(Stored items from a collection)
==============================

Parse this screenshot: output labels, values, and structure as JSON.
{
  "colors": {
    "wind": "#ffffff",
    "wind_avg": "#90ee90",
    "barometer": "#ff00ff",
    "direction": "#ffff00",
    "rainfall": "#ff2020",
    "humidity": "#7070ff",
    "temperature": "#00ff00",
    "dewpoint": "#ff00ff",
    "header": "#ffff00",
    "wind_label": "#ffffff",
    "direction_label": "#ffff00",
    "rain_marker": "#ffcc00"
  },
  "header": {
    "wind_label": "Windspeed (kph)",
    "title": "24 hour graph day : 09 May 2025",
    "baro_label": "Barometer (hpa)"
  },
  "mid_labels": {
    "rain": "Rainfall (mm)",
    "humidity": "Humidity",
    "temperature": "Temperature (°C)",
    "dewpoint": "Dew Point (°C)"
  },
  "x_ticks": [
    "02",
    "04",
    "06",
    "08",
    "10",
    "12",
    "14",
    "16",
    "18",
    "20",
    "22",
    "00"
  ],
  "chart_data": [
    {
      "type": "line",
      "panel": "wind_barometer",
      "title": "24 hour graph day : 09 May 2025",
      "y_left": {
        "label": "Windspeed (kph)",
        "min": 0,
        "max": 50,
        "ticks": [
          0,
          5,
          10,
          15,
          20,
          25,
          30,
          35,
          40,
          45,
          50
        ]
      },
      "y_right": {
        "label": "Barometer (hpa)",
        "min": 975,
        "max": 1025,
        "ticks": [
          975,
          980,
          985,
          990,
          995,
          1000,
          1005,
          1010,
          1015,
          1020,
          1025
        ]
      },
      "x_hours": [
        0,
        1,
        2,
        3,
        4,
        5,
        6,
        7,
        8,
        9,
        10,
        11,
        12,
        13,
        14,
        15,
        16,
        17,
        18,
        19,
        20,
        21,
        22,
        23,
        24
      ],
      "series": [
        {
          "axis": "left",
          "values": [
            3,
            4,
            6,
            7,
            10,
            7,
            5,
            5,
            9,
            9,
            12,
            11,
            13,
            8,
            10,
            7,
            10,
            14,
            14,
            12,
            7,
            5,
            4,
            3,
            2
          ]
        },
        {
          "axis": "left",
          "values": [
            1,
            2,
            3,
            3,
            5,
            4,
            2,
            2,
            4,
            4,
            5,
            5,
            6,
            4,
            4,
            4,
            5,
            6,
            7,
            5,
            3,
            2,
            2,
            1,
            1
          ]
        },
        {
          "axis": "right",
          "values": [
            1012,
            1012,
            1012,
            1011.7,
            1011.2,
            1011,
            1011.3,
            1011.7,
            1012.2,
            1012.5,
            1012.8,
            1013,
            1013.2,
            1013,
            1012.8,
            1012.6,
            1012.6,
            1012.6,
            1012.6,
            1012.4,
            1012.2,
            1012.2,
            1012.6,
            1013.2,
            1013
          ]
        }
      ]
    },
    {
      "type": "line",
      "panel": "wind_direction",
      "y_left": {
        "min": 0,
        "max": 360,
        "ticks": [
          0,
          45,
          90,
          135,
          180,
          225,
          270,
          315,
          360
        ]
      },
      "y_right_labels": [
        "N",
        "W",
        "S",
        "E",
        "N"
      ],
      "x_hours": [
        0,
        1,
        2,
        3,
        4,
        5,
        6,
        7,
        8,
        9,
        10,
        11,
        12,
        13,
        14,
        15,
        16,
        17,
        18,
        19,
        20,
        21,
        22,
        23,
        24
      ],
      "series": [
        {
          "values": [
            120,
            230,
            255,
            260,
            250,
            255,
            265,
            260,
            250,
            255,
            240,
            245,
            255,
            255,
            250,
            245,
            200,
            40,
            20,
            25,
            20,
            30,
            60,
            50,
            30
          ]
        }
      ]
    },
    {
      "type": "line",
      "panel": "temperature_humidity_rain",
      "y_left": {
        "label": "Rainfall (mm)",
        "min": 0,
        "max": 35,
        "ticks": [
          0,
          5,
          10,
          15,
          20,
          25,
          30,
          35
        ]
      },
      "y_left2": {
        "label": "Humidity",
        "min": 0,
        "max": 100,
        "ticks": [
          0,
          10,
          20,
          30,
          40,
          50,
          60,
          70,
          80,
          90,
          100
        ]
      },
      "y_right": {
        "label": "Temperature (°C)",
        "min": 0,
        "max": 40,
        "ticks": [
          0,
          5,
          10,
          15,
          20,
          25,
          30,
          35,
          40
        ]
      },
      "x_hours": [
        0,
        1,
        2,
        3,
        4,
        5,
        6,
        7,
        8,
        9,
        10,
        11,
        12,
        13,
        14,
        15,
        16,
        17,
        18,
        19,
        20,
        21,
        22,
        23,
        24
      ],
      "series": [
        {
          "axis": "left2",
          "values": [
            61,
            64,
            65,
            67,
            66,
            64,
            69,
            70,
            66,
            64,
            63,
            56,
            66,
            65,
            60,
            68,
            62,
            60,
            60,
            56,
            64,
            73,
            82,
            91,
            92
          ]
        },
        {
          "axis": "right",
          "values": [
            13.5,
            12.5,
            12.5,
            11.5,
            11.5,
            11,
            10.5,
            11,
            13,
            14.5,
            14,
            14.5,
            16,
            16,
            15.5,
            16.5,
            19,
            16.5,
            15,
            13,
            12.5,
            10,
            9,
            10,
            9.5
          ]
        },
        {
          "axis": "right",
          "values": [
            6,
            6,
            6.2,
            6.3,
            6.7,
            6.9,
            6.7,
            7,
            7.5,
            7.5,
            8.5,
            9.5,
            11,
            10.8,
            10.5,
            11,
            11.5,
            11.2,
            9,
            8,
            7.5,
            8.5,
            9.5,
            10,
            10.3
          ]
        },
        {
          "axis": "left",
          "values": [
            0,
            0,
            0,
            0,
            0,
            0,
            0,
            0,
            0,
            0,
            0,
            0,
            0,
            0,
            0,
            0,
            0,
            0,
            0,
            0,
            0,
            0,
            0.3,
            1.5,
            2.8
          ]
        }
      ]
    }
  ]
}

==============================

From the preceding material, extract every line exactly.

Parse this screenshot: output labels, values, and structure as JSON.
{
  "colors": {
    "wind": "#ffffff",
    "wind_avg": "#90ee90",
    "barometer": "#ff00ff",
    "direction": "#ffff00",
    "rainfall": "#ff2020",
    "humidity": "#7070ff",
    "temperature": "#00ff00",
    "dewpoint": "#ff00ff",
    "header": "#ffff00",
    "wind_label": "#ffffff",
    "direction_label": "#ffff00",
    "rain_marker": "#ffcc00"
  },
  "header": {
    "wind_label": "Windspeed (kph)",
    "title": "24 hour graph day : 09 May 2025",
    "baro_label": "Barometer (hpa)"
  },
  "mid_labels": {
    "rain": "Rainfall (mm)",
    "humidity": "Humidity",
    "temperature": "Temperature (°C)",
    "dewpoint": "Dew Point (°C)"
  },
  "x_ticks": [
    "02",
    "04",
    "06",
    "08",
    "10",
    "12",
    "14",
    "16",
    "18",
    "20",
    "22",
    "00"
  ],
  "chart_data": [
    {
      "type": "line",
      "panel": "wind_barometer",
      "title": "24 hour graph day : 09 May 2025",
      "y_left": {
        "label": "Windspeed (kph)",
        "min": 0,
        "max": 50,
        "ticks": [
          0,
          5,
          10,
          15,
          20,
          25,
          30,
          35,
          40,
          45,
          50
        ]
      },
      "y_right": {
        "label": "Barometer (hpa)",
        "min": 975,
        "max": 1025,
        "ticks": [
          975,
          980,
          985,
          990,
          995,
          1000,
          1005,
          1010,
          1015,
          1020,
          1025
        ]
      },
      "x_hours": [
        0,
        1,
        2,
        3,
        4,
        5,
        6,
        7,
        8,
        9,
        10,
        11,
        12,
        13,
        14,
        15,
        16,
        17,
        18,
        19,
        20,
        21,
        22,
        23,
        24
      ],
      "series": [
        {
          "axis": "left",
          "values": [
            3,
            4,
            6,
            7,
            10,
            7,
            5,
            5,
            9,
            9,
            12,
            11,
            13,
            8,
            10,
            7,
            10,
            14,
            14,
            12,
            7,
            5,
            4,
            3,
            2
          ]
        },
        {
          "axis": "left",
          "values": [
            1,
            2,
            3,
            3,
            5,
            4,
            2,
            2,
            4,
            4,
            5,
            5,
            6,
            4,
            4,
            4,
            5,
            6,
            7,
            5,
            3,
            2,
            2,
            1,
            1
          ]
        },
        {
          "axis": "right",
          "values": [
            1012,
            1012,
            1012,
            1011.7,
            1011.2,
            1011,
            1011.3,
            1011.7,
            1012.2,
            1012.5,
            1012.8,
            1013,
            1013.2,
            1013,
            1012.8,
            1012.6,
            1012.6,
            1012.6,
            1012.6,
            1012.4,
            1012.2,
            1012.2,
            1012.6,
            1013.2,
            1013
          ]
        }
      ]
    },
    {
      "type": "line",
      "panel": "wind_direction",
      "y_left": {
        "min": 0,
        "max": 360,
        "ticks": [
          0,
          45,
          90,
          135,
          180,
          225,
          270,
          315,
          360
        ]
      },
      "y_right_labels": [
        "N",
        "W",
        "S",
        "E",
        "N"
      ],
      "x_hours": [
        0,
        1,
        2,
        3,
        4,
        5,
        6,
        7,
        8,
        9,
        10,
        11,
        12,
        13,
        14,
        15,
        16,
        17,
        18,
        19,
        20,
        21,
        22,
        23,
        24
      ],
      "series": [
        {
          "values": [
            120,
            230,
            255,
            260,
            250,
            255,
            265,
            260,
            250,
            255,
            240,
            245,
            255,
            255,
            250,
            245,
            200,
            40,
            20,
            25,
            20,
            30,
            60,
            50,
            30
          ]
        }
      ]
    },
    {
      "type": "line",
      "panel": "temperature_humidity_rain",
      "y_left": {
        "label": "Rainfall (mm)",
        "min": 0,
        "max": 35,
        "ticks": [
          0,
          5,
          10,
          15,
          20,
          25,
          30,
          35
        ]
      },
      "y_left2": {
        "label": "Humidity",
        "min": 0,
        "max": 100,
        "ticks": [
          0,
          10,
          20,
          30,
          40,
          50,
          60,
          70,
          80,
          90,
          100
        ]
      },
      "y_right": {
        "label": "Temperature (°C)",
        "min": 0,
        "max": 40,
        "ticks": [
          0,
          5,
          10,
          15,
          20,
          25,
          30,
          35,
          40
        ]
      },
      "x_hours": [
        0,
        1,
        2,
        3,
        4,
        5,
        6,
        7,
        8,
        9,
        10,
        11,
        12,
        13,
        14,
        15,
        16,
        17,
        18,
        19,
        20,
        21,
        22,
        23,
        24
      ],
      "series": [
        {
          "axis": "left2",
          "values": [
            61,
            64,
            65,
            67,
            66,
            64,
            69,
            70,
            66,
            64,
            63,
            56,
            66,
            65,
            60,
            68,
            62,
            60,
            60,
            56,
            64,
            73,
            82,
            91,
            92
          ]
        },
        {
          "axis": "right",
          "values": [
            13.5,
            12.5,
            12.5,
            11.5,
            11.5,
            11,
            10.5,
            11,
            13,
            14.5,
            14,
            14.5,
            16,
            16,
            15.5,
            16.5,
            19,
            16.5,
            15,
            13,
            12.5,
            10,
            9,
            10,
            9.5
          ]
        },
        {
          "axis": "right",
          "values": [
            6,
            6,
            6.2,
            6.3,
            6.7,
            6.9,
            6.7,
            7,
            7.5,
            7.5,
            8.5,
            9.5,
            11,
            10.8,
            10.5,
            11,
            11.5,
            11.2,
            9,
            8,
            7.5,
            8.5,
            9.5,
            10,
            10.3
          ]
        },
        {
          "axis": "left",
          "values": [
            0,
            0,
            0,
            0,
            0,
            0,
            0,
            0,
            0,
            0,
            0,
            0,
            0,
            0,
            0,
            0,
            0,
            0,
            0,
            0,
            0,
            0,
            0.3,
            1.5,
            2.8
          ]
        }
      ]
    }
  ]
}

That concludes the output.